**Directions for this task**
Report how many lines contain "base". Give the number and nothing else.

**Data provided**
>> start

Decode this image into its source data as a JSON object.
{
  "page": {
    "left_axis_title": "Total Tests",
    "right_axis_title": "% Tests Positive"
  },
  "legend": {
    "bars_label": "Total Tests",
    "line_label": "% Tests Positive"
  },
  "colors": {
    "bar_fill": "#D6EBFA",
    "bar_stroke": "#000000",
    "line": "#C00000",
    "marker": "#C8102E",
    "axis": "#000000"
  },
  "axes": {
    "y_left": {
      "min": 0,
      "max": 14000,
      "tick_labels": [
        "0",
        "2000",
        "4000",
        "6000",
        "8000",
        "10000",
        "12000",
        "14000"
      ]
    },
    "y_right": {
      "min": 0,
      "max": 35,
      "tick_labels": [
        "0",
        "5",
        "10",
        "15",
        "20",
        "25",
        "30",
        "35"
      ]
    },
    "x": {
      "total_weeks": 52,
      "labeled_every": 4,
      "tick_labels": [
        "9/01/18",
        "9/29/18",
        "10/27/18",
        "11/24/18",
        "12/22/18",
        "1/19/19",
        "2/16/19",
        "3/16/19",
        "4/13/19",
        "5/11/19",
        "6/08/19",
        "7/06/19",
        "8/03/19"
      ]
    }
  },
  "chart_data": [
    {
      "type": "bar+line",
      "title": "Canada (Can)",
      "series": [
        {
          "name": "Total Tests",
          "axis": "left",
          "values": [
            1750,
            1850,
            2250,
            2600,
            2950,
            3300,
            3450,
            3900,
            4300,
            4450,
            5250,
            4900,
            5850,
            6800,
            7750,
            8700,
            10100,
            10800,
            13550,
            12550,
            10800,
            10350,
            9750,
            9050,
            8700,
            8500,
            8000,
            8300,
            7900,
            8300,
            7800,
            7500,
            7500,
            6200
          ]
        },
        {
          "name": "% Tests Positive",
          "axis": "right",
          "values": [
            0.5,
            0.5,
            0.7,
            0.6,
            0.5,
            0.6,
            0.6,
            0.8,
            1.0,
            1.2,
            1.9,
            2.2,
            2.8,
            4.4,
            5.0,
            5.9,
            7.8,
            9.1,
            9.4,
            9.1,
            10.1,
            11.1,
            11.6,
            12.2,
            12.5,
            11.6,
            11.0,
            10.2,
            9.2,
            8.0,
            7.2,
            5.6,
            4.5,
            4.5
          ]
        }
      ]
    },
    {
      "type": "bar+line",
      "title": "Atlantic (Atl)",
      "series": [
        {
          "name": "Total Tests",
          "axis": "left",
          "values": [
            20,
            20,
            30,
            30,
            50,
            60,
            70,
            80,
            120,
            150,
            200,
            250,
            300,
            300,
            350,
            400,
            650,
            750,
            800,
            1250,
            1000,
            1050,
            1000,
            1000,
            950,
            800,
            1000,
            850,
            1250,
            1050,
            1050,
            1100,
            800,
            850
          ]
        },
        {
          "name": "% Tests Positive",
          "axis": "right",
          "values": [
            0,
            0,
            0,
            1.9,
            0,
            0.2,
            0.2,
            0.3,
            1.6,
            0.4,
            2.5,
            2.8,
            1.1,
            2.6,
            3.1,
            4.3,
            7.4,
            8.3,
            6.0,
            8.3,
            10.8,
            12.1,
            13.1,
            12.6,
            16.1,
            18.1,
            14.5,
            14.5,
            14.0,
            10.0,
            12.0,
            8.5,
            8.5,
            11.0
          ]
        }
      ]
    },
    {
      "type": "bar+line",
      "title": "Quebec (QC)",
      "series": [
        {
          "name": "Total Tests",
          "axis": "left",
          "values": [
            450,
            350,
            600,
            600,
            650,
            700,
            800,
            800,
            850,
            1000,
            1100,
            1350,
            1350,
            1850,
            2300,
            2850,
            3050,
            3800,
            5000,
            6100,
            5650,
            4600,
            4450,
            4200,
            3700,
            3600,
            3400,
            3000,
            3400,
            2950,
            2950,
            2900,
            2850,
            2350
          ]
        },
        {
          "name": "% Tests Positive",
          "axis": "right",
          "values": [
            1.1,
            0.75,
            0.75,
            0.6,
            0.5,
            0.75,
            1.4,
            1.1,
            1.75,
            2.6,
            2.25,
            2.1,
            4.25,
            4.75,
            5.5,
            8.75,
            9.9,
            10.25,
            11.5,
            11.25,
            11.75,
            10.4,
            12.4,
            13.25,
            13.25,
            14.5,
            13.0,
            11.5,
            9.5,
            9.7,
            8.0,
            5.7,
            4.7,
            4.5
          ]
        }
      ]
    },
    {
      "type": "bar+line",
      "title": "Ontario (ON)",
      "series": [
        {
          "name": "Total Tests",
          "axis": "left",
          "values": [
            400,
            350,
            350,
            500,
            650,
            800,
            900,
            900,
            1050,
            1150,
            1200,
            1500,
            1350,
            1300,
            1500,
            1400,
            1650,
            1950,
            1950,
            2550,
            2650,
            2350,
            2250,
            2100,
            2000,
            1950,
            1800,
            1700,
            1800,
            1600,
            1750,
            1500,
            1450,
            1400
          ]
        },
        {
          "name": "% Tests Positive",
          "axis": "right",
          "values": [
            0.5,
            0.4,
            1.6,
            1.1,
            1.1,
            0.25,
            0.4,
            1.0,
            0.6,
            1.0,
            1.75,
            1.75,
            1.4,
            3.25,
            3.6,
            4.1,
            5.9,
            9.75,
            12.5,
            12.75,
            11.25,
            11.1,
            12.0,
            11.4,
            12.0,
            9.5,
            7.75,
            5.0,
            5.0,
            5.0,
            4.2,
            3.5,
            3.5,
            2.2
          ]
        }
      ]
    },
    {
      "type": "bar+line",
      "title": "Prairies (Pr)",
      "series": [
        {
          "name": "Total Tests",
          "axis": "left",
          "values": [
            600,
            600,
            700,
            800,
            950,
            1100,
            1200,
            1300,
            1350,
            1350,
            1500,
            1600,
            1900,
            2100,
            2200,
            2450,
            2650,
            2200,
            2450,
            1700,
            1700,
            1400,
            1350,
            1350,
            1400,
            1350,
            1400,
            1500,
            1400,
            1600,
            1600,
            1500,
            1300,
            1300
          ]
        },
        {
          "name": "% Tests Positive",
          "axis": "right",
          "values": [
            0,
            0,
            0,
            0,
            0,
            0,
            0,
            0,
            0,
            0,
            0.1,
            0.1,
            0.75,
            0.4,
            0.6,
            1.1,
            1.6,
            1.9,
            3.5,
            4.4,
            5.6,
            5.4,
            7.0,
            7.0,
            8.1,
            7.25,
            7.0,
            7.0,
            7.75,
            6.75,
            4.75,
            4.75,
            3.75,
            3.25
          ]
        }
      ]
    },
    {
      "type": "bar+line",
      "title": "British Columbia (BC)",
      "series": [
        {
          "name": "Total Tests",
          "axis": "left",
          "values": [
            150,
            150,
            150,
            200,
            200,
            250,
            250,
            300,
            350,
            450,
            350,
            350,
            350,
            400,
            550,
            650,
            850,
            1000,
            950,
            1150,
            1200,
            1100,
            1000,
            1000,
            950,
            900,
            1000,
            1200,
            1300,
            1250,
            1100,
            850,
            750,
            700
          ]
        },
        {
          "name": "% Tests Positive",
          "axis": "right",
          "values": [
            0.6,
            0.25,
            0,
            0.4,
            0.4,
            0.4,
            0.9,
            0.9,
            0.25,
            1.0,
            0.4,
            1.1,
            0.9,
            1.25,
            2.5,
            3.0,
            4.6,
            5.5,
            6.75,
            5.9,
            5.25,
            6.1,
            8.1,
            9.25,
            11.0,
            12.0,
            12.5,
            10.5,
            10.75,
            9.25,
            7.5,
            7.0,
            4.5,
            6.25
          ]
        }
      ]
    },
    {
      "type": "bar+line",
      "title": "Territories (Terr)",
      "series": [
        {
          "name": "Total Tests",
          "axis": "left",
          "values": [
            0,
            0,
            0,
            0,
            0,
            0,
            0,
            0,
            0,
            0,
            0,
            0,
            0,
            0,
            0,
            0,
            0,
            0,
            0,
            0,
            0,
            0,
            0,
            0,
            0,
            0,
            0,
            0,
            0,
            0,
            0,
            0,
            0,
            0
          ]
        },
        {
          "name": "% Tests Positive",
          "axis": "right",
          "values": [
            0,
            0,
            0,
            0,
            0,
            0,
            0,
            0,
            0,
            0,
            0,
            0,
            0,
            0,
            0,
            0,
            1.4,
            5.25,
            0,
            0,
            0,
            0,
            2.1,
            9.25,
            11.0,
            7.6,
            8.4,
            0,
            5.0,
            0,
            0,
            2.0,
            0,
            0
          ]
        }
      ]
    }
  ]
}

>> end
>> start

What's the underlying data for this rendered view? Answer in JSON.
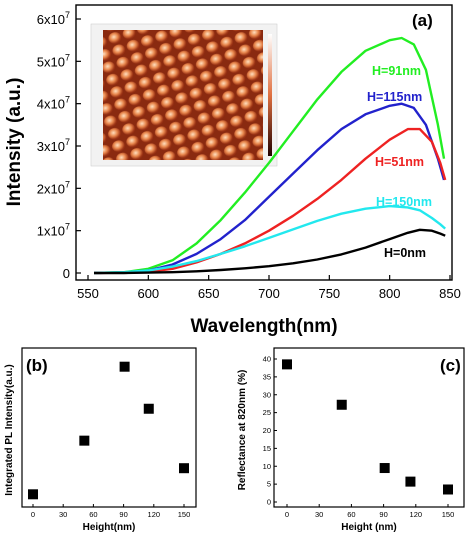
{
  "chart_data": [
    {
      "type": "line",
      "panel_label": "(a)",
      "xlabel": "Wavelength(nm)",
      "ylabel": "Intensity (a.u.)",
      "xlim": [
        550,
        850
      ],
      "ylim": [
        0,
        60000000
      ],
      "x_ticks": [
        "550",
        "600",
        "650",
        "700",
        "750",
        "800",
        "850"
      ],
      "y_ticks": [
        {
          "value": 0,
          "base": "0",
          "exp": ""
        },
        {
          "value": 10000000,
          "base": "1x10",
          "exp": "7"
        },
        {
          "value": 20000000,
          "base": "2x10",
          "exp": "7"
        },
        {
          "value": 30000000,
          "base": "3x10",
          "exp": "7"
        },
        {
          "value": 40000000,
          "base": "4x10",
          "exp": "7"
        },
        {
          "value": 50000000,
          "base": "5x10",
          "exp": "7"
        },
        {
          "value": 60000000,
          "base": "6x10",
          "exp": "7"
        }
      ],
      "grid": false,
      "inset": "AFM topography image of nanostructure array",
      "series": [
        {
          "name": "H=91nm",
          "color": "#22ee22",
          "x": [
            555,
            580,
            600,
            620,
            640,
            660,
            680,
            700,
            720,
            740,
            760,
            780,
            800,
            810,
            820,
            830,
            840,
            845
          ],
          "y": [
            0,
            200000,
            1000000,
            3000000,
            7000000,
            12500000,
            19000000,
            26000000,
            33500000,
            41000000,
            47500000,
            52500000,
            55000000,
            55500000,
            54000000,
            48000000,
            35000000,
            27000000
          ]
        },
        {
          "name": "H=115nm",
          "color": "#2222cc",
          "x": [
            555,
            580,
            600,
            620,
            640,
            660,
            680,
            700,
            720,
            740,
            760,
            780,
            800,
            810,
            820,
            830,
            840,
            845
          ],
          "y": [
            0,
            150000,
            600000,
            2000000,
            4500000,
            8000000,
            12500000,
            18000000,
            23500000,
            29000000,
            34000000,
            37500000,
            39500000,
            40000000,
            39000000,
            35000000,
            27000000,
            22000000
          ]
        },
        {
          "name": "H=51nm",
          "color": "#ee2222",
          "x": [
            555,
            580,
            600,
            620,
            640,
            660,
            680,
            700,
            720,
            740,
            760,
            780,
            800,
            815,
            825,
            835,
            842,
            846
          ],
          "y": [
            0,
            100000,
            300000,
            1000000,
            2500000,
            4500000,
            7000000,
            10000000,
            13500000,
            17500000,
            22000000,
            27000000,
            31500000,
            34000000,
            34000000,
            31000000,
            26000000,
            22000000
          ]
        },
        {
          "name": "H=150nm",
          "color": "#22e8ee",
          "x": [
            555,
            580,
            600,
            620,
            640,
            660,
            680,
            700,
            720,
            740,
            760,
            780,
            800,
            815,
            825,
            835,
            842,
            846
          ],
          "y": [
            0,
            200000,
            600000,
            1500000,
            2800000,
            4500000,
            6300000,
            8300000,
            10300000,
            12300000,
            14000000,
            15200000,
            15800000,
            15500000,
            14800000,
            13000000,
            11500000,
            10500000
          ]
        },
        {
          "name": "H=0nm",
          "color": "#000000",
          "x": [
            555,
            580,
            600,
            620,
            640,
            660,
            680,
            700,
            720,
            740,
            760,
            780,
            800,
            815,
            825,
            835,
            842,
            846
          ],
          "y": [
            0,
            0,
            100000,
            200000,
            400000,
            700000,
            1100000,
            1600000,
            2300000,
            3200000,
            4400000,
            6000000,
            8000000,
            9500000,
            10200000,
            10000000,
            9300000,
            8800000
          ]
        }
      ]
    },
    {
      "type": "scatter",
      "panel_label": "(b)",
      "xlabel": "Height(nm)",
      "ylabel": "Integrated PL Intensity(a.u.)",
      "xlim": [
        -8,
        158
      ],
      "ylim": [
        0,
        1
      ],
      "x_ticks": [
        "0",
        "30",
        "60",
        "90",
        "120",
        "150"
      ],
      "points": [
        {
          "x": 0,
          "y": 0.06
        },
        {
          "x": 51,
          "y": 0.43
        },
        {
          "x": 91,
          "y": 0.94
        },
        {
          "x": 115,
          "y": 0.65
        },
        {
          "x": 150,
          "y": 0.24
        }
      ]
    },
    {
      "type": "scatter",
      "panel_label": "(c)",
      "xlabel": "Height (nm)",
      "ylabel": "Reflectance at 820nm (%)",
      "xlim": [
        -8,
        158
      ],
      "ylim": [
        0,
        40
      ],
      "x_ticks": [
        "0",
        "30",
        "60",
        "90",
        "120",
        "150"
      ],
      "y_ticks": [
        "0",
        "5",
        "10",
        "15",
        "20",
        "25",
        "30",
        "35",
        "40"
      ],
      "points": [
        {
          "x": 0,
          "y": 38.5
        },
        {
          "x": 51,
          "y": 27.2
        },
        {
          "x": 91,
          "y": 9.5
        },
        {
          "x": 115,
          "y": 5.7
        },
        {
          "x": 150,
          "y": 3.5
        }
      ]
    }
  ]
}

>> end
>> start

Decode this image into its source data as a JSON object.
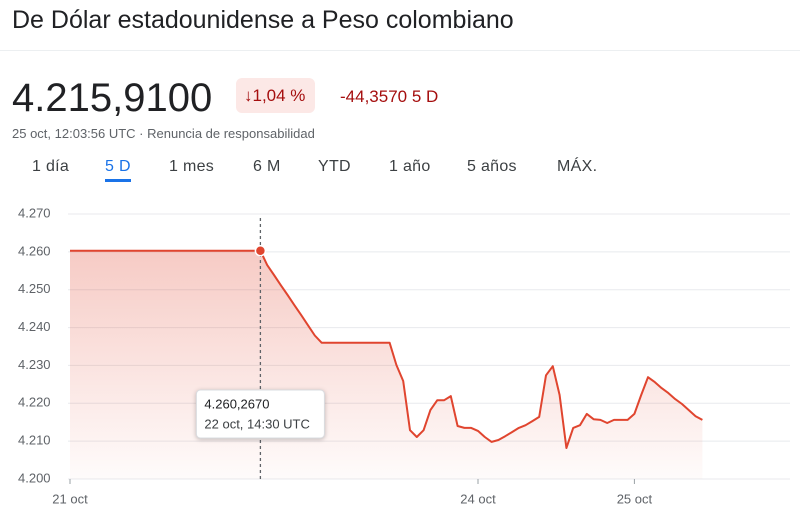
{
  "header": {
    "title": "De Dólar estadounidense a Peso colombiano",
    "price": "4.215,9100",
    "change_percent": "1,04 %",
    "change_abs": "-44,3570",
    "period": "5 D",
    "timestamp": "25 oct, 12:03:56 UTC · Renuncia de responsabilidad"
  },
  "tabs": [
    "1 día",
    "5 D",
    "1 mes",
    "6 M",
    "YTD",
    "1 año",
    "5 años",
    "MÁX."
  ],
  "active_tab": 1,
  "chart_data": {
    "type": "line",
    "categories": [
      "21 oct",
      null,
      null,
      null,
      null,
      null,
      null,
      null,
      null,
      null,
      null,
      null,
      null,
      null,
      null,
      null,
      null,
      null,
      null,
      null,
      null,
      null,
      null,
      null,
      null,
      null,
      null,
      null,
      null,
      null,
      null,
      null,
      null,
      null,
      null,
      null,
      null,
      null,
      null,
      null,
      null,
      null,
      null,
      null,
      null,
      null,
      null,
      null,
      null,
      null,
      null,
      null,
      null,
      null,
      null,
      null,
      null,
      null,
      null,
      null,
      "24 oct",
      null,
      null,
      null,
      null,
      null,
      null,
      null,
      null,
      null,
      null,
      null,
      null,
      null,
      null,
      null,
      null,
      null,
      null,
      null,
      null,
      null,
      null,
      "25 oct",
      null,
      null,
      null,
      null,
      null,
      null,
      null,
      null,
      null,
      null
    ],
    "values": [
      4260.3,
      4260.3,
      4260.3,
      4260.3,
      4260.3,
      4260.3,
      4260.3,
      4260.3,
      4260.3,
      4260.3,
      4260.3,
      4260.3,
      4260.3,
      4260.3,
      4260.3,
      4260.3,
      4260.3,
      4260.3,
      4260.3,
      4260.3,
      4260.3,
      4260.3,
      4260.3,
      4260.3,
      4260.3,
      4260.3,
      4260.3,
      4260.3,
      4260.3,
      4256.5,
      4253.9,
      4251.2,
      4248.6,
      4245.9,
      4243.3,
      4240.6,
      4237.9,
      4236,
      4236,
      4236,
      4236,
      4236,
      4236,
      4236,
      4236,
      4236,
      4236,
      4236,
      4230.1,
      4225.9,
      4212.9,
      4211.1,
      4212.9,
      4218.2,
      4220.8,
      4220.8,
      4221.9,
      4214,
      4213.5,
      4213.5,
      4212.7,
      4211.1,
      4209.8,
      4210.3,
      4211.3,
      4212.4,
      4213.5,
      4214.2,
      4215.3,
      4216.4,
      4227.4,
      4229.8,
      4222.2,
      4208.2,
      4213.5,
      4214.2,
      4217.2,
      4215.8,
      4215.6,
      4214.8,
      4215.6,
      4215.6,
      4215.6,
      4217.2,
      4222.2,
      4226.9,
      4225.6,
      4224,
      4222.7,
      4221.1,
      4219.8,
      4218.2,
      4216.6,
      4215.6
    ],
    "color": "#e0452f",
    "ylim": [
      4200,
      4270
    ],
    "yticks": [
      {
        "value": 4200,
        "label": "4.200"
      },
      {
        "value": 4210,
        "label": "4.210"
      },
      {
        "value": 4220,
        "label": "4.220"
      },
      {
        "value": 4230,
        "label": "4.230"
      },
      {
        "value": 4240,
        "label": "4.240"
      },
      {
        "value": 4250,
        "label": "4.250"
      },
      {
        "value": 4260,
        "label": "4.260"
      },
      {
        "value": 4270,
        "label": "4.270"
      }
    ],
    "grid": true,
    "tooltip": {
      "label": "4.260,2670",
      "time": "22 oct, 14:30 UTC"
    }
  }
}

>> end

**Full answer**
7